§ Job
Find the string "JSON" in the records. Copy every line it appears in.
---
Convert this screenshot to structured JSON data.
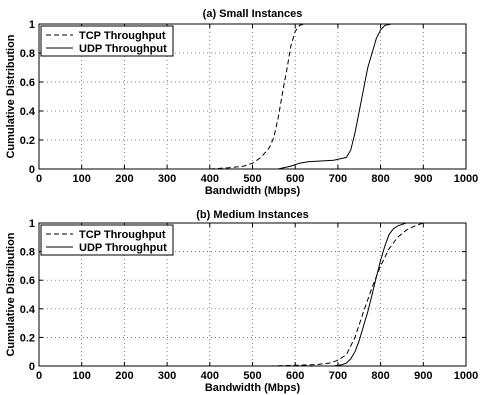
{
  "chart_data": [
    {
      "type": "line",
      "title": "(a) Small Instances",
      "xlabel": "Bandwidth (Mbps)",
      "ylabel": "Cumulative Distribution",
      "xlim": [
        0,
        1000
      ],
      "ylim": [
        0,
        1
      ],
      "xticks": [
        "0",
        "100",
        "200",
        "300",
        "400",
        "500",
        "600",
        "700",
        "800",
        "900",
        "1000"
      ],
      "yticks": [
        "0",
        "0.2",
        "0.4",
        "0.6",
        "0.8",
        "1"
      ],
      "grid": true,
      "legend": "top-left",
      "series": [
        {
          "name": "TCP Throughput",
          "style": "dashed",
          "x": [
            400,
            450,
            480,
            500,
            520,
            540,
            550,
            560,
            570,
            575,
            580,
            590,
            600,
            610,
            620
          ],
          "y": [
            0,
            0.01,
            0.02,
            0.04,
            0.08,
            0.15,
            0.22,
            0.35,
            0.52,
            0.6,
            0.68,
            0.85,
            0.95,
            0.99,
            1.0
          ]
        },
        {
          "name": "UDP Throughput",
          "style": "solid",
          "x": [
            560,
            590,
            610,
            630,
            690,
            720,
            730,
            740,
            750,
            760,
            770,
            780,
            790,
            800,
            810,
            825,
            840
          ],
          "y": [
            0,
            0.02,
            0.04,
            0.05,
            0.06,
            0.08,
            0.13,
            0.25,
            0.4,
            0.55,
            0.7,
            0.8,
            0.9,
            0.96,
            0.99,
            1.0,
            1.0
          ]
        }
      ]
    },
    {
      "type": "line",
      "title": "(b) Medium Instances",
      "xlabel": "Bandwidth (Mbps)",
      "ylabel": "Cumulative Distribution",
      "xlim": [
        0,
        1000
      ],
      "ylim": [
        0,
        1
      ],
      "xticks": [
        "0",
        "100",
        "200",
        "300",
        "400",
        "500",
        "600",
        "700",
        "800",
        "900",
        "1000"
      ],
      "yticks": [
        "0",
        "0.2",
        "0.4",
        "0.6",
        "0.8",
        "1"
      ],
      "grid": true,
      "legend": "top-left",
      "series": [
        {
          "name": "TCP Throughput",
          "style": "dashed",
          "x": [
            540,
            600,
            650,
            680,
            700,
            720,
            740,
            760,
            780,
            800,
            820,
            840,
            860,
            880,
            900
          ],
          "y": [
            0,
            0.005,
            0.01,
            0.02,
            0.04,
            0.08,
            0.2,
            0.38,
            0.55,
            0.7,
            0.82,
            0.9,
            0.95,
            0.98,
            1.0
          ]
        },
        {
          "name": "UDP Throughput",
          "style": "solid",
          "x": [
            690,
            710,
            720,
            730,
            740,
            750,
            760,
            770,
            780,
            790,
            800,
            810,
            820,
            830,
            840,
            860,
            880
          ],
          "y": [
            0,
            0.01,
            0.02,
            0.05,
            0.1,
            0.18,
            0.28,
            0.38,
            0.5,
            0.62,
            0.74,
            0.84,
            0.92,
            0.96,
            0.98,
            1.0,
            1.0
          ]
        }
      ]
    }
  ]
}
---
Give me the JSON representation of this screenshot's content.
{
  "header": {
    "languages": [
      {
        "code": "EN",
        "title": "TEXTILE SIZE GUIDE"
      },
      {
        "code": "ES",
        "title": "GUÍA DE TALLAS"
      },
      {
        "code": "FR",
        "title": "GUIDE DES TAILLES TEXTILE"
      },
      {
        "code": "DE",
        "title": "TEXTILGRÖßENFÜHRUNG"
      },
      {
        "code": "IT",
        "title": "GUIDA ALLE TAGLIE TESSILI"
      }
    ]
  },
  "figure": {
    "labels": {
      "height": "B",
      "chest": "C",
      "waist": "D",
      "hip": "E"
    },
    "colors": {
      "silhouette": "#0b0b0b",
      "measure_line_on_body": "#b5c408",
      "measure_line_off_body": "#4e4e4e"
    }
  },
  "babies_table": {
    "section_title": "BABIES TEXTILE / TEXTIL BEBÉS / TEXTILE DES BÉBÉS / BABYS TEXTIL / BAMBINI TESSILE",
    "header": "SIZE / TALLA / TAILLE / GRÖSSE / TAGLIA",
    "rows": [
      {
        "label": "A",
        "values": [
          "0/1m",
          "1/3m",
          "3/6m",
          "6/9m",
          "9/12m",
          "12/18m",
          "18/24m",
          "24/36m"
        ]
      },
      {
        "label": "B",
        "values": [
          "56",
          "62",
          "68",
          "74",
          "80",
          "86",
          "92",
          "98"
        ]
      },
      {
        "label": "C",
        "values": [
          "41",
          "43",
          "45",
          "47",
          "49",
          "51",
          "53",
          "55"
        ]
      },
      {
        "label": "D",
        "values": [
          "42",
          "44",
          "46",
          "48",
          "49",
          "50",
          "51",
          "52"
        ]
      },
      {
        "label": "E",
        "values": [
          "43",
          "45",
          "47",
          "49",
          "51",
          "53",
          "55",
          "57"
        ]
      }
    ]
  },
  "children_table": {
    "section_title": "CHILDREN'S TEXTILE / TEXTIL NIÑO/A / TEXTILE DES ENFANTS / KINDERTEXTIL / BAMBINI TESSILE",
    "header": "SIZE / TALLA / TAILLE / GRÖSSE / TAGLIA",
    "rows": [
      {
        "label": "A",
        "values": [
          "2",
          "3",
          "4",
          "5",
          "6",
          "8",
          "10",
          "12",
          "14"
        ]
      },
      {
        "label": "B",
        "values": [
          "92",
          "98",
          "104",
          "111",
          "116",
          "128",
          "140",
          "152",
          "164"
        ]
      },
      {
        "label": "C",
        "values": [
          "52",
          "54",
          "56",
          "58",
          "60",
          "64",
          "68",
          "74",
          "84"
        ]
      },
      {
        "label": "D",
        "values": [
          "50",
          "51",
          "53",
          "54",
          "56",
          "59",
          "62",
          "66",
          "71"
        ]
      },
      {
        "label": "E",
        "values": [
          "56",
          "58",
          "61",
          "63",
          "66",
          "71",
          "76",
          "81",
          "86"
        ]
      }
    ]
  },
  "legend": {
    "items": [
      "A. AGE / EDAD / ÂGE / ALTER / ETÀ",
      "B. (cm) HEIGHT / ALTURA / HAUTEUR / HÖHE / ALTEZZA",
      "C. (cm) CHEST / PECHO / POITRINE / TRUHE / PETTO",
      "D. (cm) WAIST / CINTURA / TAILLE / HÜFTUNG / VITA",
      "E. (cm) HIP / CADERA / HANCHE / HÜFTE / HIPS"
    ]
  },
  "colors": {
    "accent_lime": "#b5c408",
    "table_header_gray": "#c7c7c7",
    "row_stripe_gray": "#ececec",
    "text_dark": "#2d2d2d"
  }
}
---
§ Completed exercise
Convert this screenshot to structured JSON data.
Give me the JSON representation of this screenshot's content.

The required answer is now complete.